■ Task item:
Wherever "Valoarea" appears in a line of the listing, report that line.

*** Records for the task ***

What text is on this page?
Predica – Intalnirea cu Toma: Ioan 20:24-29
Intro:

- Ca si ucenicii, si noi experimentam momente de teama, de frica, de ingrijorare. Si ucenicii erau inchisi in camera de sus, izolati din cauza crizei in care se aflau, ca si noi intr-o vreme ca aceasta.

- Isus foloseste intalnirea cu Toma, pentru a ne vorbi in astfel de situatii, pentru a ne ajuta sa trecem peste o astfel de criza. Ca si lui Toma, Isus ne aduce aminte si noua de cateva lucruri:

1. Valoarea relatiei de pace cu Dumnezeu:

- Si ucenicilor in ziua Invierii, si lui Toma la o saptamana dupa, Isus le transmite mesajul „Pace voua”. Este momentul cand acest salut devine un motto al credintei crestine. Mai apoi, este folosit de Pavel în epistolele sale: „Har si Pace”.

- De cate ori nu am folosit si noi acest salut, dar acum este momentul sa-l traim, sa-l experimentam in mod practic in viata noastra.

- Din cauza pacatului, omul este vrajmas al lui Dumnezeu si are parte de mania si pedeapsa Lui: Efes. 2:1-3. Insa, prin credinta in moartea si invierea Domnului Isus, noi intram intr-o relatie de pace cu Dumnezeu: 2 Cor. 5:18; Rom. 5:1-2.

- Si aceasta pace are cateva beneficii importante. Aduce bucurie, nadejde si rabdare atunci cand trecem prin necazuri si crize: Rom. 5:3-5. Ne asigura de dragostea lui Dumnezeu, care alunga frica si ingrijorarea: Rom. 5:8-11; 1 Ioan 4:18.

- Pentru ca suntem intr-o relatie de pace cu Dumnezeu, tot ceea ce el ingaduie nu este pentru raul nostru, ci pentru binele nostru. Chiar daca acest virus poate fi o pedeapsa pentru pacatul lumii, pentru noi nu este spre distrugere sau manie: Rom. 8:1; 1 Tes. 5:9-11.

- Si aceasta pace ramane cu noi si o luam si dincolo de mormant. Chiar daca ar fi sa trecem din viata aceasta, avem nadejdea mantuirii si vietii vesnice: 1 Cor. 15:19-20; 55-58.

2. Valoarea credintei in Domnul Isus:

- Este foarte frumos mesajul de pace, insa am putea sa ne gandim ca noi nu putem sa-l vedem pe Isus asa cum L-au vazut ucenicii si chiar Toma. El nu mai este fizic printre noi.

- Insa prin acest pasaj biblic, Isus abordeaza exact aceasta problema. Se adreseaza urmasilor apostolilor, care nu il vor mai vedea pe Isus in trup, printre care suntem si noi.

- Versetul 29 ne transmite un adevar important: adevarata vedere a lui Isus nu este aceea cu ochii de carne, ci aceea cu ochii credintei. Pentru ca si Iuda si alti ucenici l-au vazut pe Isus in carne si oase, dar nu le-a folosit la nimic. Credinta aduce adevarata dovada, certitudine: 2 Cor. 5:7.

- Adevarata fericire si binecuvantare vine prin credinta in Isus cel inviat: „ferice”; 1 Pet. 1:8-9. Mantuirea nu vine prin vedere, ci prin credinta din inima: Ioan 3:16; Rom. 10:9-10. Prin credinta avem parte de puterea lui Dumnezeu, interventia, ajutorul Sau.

*** End of Records for the task ***

■ Output of the exercise:
1. Valoarea relatiei de pace cu Dumnezeu:
2. Valoarea credintei in Domnul Isus:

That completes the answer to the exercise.